_Task brief:_ From the records below, take each line where the string "schwer" shows up and copy it.

_Extracted records:_
--------------------

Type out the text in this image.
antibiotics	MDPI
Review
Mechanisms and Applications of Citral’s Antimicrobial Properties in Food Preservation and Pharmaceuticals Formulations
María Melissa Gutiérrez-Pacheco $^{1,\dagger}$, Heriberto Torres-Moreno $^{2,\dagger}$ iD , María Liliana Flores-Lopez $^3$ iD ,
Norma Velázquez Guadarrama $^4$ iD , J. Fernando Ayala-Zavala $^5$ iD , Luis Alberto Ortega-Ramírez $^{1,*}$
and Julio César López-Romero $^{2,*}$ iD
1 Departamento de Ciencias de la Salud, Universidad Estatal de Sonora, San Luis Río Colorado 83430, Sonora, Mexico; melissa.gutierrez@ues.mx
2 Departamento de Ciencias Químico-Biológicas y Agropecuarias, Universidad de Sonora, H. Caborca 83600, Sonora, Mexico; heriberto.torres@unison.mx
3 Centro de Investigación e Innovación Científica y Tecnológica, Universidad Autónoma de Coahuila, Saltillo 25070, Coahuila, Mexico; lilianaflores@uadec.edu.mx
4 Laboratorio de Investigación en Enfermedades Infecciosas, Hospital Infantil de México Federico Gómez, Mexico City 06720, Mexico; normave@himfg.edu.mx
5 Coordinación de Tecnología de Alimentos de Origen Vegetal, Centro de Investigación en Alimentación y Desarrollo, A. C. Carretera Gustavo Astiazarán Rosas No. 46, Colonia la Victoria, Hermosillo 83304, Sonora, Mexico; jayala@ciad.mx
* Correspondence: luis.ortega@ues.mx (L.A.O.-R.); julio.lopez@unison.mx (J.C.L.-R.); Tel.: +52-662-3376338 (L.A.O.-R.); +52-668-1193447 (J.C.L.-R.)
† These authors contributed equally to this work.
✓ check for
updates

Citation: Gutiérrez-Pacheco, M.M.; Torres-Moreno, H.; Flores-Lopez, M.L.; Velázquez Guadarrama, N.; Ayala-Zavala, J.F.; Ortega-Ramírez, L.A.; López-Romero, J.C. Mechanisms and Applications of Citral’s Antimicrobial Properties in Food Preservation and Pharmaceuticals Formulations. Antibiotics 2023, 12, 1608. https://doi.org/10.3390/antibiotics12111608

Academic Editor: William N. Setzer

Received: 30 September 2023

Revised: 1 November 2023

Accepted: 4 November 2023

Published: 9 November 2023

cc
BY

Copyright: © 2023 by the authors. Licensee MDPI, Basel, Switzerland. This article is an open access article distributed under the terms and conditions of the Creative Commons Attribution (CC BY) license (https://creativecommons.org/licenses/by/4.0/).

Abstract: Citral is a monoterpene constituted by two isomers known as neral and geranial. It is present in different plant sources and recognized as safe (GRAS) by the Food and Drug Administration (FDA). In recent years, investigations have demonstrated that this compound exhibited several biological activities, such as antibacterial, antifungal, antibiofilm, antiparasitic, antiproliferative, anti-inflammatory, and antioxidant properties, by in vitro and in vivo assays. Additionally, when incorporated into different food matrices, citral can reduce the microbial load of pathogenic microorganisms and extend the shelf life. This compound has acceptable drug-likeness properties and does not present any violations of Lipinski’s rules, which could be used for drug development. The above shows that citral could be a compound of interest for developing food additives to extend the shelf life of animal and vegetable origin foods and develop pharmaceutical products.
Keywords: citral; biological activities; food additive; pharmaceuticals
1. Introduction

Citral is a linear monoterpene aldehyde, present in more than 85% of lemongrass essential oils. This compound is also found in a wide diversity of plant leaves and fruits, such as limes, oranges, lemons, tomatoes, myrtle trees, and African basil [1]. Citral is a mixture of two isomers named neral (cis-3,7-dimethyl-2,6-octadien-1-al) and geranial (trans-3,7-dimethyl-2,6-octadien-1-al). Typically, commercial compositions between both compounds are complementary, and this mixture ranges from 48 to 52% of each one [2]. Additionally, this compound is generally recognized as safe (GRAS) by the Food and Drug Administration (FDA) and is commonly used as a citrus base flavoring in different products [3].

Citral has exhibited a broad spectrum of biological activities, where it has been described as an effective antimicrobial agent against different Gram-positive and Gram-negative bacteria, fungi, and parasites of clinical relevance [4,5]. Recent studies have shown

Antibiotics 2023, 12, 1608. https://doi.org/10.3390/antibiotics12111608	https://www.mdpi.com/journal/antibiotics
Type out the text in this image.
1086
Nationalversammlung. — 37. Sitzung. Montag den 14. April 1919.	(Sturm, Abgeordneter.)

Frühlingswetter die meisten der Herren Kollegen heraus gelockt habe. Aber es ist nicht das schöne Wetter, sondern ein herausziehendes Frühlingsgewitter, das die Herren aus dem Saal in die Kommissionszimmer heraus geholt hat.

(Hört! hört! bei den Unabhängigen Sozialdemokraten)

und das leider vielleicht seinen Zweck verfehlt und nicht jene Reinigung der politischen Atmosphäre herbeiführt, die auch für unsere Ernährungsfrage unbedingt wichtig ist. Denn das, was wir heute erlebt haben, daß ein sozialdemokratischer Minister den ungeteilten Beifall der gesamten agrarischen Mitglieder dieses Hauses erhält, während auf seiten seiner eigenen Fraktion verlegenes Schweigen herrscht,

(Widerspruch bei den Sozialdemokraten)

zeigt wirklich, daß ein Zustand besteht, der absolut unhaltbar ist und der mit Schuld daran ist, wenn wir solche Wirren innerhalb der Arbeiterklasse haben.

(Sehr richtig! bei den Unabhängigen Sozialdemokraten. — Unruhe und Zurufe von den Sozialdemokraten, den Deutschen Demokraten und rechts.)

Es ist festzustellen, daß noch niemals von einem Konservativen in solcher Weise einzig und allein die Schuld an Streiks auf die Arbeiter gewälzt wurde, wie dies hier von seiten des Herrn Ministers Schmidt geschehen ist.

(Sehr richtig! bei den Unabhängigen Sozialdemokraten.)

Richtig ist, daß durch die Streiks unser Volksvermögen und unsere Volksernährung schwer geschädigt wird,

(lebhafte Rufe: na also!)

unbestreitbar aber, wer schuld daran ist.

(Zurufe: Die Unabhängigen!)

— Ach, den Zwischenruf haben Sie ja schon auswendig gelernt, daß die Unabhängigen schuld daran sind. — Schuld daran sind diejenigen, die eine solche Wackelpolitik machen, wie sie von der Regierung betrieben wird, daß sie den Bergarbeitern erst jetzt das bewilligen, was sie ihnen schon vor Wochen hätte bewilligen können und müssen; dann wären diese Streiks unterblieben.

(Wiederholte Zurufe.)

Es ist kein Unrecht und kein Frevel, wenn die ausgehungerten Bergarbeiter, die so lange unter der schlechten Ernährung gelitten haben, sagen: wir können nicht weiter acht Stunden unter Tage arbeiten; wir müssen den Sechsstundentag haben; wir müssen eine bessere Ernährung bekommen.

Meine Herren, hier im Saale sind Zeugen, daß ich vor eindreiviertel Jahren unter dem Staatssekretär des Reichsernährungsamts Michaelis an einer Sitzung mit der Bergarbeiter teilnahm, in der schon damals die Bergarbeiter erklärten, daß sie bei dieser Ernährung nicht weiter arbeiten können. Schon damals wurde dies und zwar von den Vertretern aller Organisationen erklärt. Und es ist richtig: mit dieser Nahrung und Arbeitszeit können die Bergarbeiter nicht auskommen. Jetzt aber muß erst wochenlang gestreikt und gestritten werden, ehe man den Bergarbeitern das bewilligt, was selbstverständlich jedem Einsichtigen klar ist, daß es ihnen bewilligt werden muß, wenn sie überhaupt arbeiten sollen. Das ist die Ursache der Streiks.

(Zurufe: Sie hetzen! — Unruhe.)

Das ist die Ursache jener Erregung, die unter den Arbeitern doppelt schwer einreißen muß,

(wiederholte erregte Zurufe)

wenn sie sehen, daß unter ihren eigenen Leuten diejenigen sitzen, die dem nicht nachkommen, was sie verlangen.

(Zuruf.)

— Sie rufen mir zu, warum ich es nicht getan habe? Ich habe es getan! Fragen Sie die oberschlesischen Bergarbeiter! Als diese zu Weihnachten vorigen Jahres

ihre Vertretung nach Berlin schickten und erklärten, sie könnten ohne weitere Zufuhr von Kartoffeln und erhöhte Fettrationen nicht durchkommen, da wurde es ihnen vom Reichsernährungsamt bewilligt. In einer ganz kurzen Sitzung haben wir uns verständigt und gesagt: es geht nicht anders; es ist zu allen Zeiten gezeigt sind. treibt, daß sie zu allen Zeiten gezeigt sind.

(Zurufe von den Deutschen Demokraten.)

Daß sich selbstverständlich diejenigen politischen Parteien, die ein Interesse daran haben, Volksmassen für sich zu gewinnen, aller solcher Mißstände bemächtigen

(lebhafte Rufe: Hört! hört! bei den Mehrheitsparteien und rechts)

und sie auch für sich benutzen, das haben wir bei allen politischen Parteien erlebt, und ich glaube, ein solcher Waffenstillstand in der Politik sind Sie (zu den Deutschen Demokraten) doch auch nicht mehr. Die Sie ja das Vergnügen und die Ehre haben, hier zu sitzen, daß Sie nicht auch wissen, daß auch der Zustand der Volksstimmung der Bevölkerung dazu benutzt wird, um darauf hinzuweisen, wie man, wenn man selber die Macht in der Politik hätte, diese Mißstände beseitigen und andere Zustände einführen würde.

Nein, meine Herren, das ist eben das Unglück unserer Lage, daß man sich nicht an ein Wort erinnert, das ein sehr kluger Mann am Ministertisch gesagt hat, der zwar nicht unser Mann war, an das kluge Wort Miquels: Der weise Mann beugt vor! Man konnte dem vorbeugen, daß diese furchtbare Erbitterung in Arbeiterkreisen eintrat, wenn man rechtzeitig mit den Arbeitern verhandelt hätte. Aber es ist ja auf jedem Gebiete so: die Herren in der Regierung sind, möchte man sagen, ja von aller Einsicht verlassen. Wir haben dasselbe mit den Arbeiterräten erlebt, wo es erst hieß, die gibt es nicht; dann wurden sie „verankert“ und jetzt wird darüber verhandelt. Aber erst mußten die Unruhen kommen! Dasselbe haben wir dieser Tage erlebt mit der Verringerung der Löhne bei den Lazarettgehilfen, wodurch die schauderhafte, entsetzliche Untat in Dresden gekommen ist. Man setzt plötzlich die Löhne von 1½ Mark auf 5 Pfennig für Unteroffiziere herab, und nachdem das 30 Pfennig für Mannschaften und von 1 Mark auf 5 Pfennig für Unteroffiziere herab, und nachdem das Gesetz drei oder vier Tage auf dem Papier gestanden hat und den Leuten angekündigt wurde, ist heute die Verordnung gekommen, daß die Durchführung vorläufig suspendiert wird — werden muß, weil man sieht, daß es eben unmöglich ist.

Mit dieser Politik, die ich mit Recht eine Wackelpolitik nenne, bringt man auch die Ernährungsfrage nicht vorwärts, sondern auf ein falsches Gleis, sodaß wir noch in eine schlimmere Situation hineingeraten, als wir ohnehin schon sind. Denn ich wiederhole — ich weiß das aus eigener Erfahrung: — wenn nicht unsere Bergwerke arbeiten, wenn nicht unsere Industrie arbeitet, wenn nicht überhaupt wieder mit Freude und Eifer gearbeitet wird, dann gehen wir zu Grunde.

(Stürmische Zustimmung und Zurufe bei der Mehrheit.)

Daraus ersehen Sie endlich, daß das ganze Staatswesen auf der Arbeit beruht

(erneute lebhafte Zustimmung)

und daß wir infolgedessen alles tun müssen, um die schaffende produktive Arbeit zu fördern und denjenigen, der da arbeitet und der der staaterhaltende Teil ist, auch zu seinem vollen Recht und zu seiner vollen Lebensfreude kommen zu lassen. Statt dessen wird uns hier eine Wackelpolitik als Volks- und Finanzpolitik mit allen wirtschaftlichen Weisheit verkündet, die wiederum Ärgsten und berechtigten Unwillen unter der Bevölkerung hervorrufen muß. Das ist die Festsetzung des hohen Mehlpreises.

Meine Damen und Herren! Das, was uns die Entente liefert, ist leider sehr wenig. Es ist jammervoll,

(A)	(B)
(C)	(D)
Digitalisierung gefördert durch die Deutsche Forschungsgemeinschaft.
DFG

--------------------

_Answer box:_
Richtig ist, daß durch die Streiks unser Volksvermögen und unsere Volksernährung schwer geschädigt wird,
Das ist die Ursache jener Erregung, die unter den Arbeitern doppelt schwer einreißen muß,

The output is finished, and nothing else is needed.